やること:
#1 ザ・バンドをめぐる対話で、無人ライヴ録音だったとされるアルバムは何か。
#2 ザ・バンドをめぐる対話の続きを、最後のせりふの後から書き継ぐこと。

Moondog Matinee / The Band Released:1973
golden(以下g):「秋ですね。」
blue(以下b):「秋ですな。」
g:「秋といえばザ・バンドなんだよな。」
b:「うん、その感じ、わかるー。」
g:「やっぱりザ・バンドは一枚選んでおくべきだよね。」
b:「そら、当然やね。」
g:「どれか一枚となると、歴史的名盤として“Music from Big Pink”かな?」
b:「いやぁ、名曲どっさりの名盤度でいうことならセカンド“The Band”でしょう。」
g:「ファンキーさなら “Stage Flight”も捨て難いんだよね。」
b:「無人ライヴ録音だったアルバムやね。」
g:「ザ・バンドはけっこう昔から聴いてるんだけど、高校生の時にベスト盤借りてきてさ、なんともワビサビの効いた感じがね、いかにもアメリカの音楽って感じで。」
b:「でもベスト盤ばっかりずっと聴いていたから、アルバムをちゃんと聴いたのはずいぶん後だったんよね。」
g:「他にもっと聴きたいモノがいっぱいあったし、それに何しろお金がなかった(笑)。」
b:「ベスト盤はできれば選びたくないとなると、ここは集大成的に“The Last Waltz”か?」
g:「でもあれ、ゲストが多くてちょっと散漫なんだよな。むしろディランとの絡みで言えば“Basement Tapes”かな?」
b:「あれは生々しいけど、やっぱり所詮デモ・テープやで。それならいっそ“Planet Waves”のほうが作品として素晴らしいぜ?」
g:「それってディランのアルバムじゃん(笑)。」

データ欄:

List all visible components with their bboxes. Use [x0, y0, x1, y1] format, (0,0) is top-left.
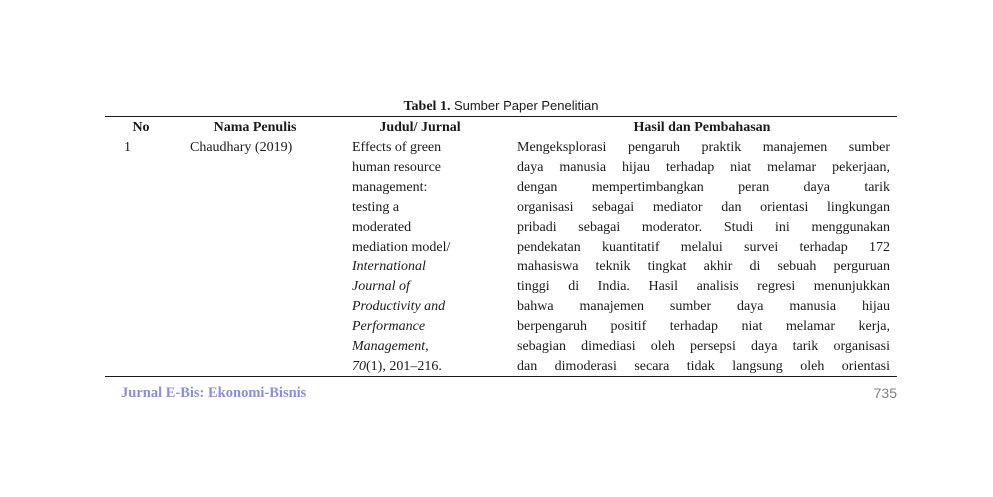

解答一覧:
#1 “Stage Flight”

#2
b:「確かに(笑)。演奏は確かに素晴らしいけど、やっぱりレヴォン・ヘルムやリチャード・マニュエルの歌が入っていないとね。」
g:「うん、ザ・バンドの大きな魅力のひとつはやっぱり歌なんだよね。」
b:「いわゆるヴォーカリストではない、楽器演奏者としての歌への気持ちの込め方やね。」
g:「そもそもザ・バンドをディラン絡みでは考えたくないよね。」
b:「元々ロックンロール・バンドだからね。」
g:「ザ・バンドのロックンロール・バンドっぽさと言えば・・・」
g,b:「Moondog Matinee!!」
b:「決まりやね。」
g:「実は一番聴いているザ・バンドのアルバムはこれかもね。」
b:「ムーンドッグ・マチネーに関するエピソードって、あれが好きやねん。」
g:「?」
b:「清志郎が“カヴァーズ”を作ったとき、本当はタイトルを“ちょっとマチネー”にしたかったって話(笑)。」
g:「誰にも通じないからやめとけって止められたんだよね(笑)。」
ムーンドッグ・マチネーは、1973年発表の6作目、ロックンロールやR&Bのカバー曲集。
1stや2ndでの“古き良きアメリカ”を探求したザ・バンドの老成したような渋い魅力、いわゆる侘びさび感とは少し違うけれど、このアルバムのザ・バンドのロックンロール・バンドっぽさがね、なんとも好きなのです。
ロビー・ロバートソンによるとこのアルバムは「単なるオールディーズのカバー集ではな く、オリジナル曲が充分表現できな かった部分を補おうとしたもの。」なのだそうで、確かにどの曲もザ・バンドだからこそのファンキーで泥臭い味付けがされている。
g:「1曲目、リヴォン・ヘルムが歌う
Ain't Got No Home からニュー・オリンズっぽさ満点。」
b:「いいね。」
g:「続いて
Holy Cow 。これはリック・ダンコ?」
b:「いいね。」
g:「リック・ダンコといえば、サム・クックの名曲
A Change Is Gonna Come も最高。」
b:「いいね。」
g:「そして、ザ・バンドならではのほっこりした魅力としてはこれ、
The Third Man Theme 。」
b:「いいね。」
g:「ここではガース・ハドソンが大活躍。この曲を聴くと某ブランドのビールが飲みたくなるのは僕だけではないはずです(笑)。 」
b:「(笑)。」
g:「お前も何か言えよ(笑)。」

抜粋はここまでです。